- Problem description:
Set out each line of every one of the rows below as a JSON list of strings, with one string per line and any blank lines omitted.

━━ Material for the task ━━

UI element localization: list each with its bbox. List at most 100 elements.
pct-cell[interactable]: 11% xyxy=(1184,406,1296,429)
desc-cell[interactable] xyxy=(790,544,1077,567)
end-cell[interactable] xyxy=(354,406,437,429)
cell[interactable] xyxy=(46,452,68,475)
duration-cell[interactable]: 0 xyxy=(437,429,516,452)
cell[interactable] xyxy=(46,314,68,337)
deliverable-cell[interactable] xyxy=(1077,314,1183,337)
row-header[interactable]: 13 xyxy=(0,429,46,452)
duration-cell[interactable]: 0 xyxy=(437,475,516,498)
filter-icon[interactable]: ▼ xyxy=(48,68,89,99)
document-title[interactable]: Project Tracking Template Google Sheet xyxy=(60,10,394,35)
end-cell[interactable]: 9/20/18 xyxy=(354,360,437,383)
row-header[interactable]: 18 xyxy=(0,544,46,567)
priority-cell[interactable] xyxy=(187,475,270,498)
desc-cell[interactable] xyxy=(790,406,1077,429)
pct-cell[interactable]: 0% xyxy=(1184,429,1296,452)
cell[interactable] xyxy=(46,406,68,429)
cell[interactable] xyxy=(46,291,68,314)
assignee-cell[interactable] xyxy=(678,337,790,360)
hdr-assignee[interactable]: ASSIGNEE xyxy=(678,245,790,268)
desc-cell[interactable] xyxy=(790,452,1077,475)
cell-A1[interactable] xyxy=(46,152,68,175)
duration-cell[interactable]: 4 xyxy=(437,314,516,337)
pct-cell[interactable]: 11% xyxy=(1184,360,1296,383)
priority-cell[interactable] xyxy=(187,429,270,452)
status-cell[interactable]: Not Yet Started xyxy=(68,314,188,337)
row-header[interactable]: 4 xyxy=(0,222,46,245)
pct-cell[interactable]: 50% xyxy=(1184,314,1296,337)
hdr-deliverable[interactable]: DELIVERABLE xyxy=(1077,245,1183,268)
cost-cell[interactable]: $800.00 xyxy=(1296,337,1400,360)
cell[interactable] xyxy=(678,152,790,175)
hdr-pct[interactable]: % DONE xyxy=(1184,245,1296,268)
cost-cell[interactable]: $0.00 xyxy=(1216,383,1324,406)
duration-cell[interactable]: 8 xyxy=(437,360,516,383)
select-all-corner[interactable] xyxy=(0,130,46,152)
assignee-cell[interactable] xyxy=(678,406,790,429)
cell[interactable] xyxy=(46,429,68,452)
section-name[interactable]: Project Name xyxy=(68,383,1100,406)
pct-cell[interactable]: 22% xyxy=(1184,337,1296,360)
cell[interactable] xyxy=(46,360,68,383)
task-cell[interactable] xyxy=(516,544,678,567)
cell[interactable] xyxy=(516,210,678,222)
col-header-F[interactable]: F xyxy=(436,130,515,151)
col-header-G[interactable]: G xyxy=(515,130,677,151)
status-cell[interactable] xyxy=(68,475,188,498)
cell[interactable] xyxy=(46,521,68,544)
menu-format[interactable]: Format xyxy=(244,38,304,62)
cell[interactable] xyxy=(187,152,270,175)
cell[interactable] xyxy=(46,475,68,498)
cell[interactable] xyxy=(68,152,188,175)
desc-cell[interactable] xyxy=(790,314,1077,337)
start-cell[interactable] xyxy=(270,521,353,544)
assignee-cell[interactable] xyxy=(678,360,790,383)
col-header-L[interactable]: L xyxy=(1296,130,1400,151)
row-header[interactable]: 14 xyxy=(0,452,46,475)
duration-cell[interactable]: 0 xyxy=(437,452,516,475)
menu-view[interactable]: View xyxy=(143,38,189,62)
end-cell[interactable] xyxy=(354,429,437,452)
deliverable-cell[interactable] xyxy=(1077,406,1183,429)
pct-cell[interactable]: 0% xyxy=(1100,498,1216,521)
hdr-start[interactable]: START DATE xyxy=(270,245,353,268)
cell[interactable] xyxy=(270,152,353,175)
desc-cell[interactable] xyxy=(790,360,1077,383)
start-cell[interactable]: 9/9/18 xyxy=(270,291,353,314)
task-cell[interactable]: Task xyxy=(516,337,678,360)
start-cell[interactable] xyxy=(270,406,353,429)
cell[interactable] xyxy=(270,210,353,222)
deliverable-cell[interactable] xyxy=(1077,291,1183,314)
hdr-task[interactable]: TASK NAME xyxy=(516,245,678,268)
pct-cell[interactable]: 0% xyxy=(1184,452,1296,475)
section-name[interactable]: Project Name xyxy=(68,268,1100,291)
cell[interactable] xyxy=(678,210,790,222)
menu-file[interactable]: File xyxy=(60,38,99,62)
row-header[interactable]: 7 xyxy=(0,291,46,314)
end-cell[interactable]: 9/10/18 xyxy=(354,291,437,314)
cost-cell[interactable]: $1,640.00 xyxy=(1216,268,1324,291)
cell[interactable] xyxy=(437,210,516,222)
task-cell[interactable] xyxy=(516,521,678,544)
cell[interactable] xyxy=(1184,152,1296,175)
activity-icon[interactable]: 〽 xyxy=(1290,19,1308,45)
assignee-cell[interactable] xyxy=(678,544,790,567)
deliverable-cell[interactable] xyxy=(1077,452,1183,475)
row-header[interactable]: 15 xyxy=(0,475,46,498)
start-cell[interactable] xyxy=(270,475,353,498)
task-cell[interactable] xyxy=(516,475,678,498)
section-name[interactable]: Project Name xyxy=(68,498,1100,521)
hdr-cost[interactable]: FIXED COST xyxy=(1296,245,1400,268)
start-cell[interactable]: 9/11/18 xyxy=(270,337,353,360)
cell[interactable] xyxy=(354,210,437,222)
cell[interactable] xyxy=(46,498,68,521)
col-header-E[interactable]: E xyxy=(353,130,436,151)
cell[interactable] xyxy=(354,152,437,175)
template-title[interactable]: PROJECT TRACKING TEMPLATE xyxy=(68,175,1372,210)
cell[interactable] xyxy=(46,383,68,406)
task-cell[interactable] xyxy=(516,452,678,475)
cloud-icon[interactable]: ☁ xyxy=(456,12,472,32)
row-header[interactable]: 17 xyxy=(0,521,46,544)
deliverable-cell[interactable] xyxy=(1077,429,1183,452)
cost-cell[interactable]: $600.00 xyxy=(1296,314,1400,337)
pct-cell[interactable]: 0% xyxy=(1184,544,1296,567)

━━━

- Finished exercise:
[
  "UI element localization: list each with its bbox. List at most 100 elements.",
  "pct-cell[interactable]: 11% xyxy=(1184,406,1296,429)",
  "desc-cell[interactable] xyxy=(790,544,1077,567)",
  "end-cell[interactable] xyxy=(354,406,437,429)",
  "cell[interactable] xyxy=(46,452,68,475)",
  "duration-cell[interactable]: 0 xyxy=(437,429,516,452)",
  "cell[interactable] xyxy=(46,314,68,337)",
  "deliverable-cell[interactable] xyxy=(1077,314,1183,337)",
  "row-header[interactable]: 13 xyxy=(0,429,46,452)",
  "duration-cell[interactable]: 0 xyxy=(437,475,516,498)",
  "filter-icon[interactable]: ▼ xyxy=(48,68,89,99)",
  "document-title[interactable]: Project Tracking Template Google Sheet xyxy=(60,10,394,35)",
  "end-cell[interactable]: 9/20/18 xyxy=(354,360,437,383)",
  "row-header[interactable]: 18 xyxy=(0,544,46,567)",
  "priority-cell[interactable] xyxy=(187,475,270,498)",
  "desc-cell[interactable] xyxy=(790,406,1077,429)",
  "pct-cell[interactable]: 0% xyxy=(1184,429,1296,452)",
  "cell[interactable] xyxy=(46,406,68,429)",
  "cell[interactable] xyxy=(46,291,68,314)",
  "assignee-cell[interactable] xyxy=(678,337,790,360)",
  "hdr-assignee[interactable]: ASSIGNEE xyxy=(678,245,790,268)",
  "desc-cell[interactable] xyxy=(790,452,1077,475)",
  "cell-A1[interactable] xyxy=(46,152,68,175)",
  "duration-cell[interactable]: 4 xyxy=(437,314,516,337)",
  "pct-cell[interactable]: 11% xyxy=(1184,360,1296,383)",
  "priority-cell[interactable] xyxy=(187,429,270,452)",
  "status-cell[interactable]: Not Yet Started xyxy=(68,314,188,337)",
  "row-header[interactable]: 4 xyxy=(0,222,46,245)",
  "pct-cell[interactable]: 50% xyxy=(1184,314,1296,337)",
  "hdr-deliverable[interactable]: DELIVERABLE xyxy=(1077,245,1183,268)",
  "cost-cell[interactable]: $800.00 xyxy=(1296,337,1400,360)",
  "cell[interactable] xyxy=(678,152,790,175)",
  "hdr-pct[interactable]: % DONE xyxy=(1184,245,1296,268)",
  "cost-cell[interactable]: $0.00 xyxy=(1216,383,1324,406)",
  "duration-cell[interactable]: 8 xyxy=(437,360,516,383)",
  "select-all-corner[interactable] xyxy=(0,130,46,152)",
  "assignee-cell[interactable] xyxy=(678,406,790,429)",
  "cell[interactable] xyxy=(46,429,68,452)",
  "section-name[interactable]: Project Name xyxy=(68,383,1100,406)",
  "pct-cell[interactable]: 22% xyxy=(1184,337,1296,360)",
  "cell[interactable] xyxy=(46,360,68,383)",
  "task-cell[interactable] xyxy=(516,544,678,567)",
  "cell[interactable] xyxy=(516,210,678,222)",
  "col-header-F[interactable]: F xyxy=(436,130,515,151)",
  "col-header-G[interactable]: G xyxy=(515,130,677,151)",
  "status-cell[interactable] xyxy=(68,475,188,498)",
  "cell[interactable] xyxy=(46,521,68,544)",
  "menu-format[interactable]: Format xyxy=(244,38,304,62)",
  "cell[interactable] xyxy=(187,152,270,175)",
  "cell[interactable] xyxy=(46,475,68,498)",
  "cell[interactable] xyxy=(68,152,188,175)",
  "desc-cell[interactable] xyxy=(790,314,1077,337)",
  "start-cell[interactable] xyxy=(270,521,353,544)",
  "assignee-cell[interactable] xyxy=(678,360,790,383)",
  "col-header-L[interactable]: L xyxy=(1296,130,1400,151)",
  "row-header[interactable]: 14 xyxy=(0,452,46,475)",
  "duration-cell[interactable]: 0 xyxy=(437,452,516,475)",
  "menu-view[interactable]: View xyxy=(143,38,189,62)",
  "end-cell[interactable] xyxy=(354,429,437,452)",
  "deliverable-cell[interactable] xyxy=(1077,406,1183,429)",
  "pct-cell[interactable]: 0% xyxy=(1100,498,1216,521)",
  "hdr-start[interactable]: START DATE xyxy=(270,245,353,268)",
  "cell[interactable] xyxy=(270,152,353,175)",
  "desc-cell[interactable] xyxy=(790,360,1077,383)",
  "start-cell[interactable]: 9/9/18 xyxy=(270,291,353,314)",
  "task-cell[interactable]: Task xyxy=(516,337,678,360)",
  "start-cell[interactable] xyxy=(270,406,353,429)",
  "cell[interactable] xyxy=(270,210,353,222)",
  "deliverable-cell[interactable] xyxy=(1077,291,1183,314)",
  "hdr-task[interactable]: TASK NAME xyxy=(516,245,678,268)",
  "pct-cell[interactable]: 0% xyxy=(1184,452,1296,475)",
  "section-name[interactable]: Project Name xyxy=(68,268,1100,291)",
  "cell[interactable] xyxy=(678,210,790,222)",
  "menu-file[interactable]: File xyxy=(60,38,99,62)",
  "row-header[interactable]: 7 xyxy=(0,291,46,314)",
  "end-cell[interactable]: 9/10/18 xyxy=(354,291,437,314)",
  "cost-cell[interactable]: $1,640.00 xyxy=(1216,268,1324,291)",
  "cell[interactable] xyxy=(437,210,516,222)",
  "task-cell[interactable] xyxy=(516,521,678,544)",
  "cell[interactable] xyxy=(1184,152,1296,175)",
  "activity-icon[interactable]: 〽 xyxy=(1290,19,1308,45)",
  "assignee-cell[interactable] xyxy=(678,544,790,567)",
  "deliverable-cell[interactable] xyxy=(1077,452,1183,475)",
  "row-header[interactable]: 15 xyxy=(0,475,46,498)",
  "start-cell[interactable] xyxy=(270,475,353,498)",
  "task-cell[interactable] xyxy=(516,475,678,498)",
  "section-name[interactable]: Project Name xyxy=(68,498,1100,521)",
  "hdr-cost[interactable]: FIXED COST xyxy=(1296,245,1400,268)",
  "start-cell[interactable]: 9/11/18 xyxy=(270,337,353,360)",
  "cell[interactable] xyxy=(354,210,437,222)",
  "cell[interactable] xyxy=(46,498,68,521)",
  "col-header-E[interactable]: E xyxy=(353,130,436,151)",
  "cell[interactable] xyxy=(354,152,437,175)",
  "template-title[interactable]: PROJECT TRACKING TEMPLATE xyxy=(68,175,1372,210)",
  "cell[interactable] xyxy=(46,383,68,406)",
  "task-cell[interactable] xyxy=(516,452,678,475)",
  "cloud-icon[interactable]: ☁ xyxy=(456,12,472,32)",
  "row-header[interactable]: 17 xyxy=(0,521,46,544)",
  "deliverable-cell[interactable] xyxy=(1077,429,1183,452)",
  "cost-cell[interactable]: $600.00 xyxy=(1296,314,1400,337)",
  "pct-cell[interactable]: 0% xyxy=(1184,544,1296,567)"
]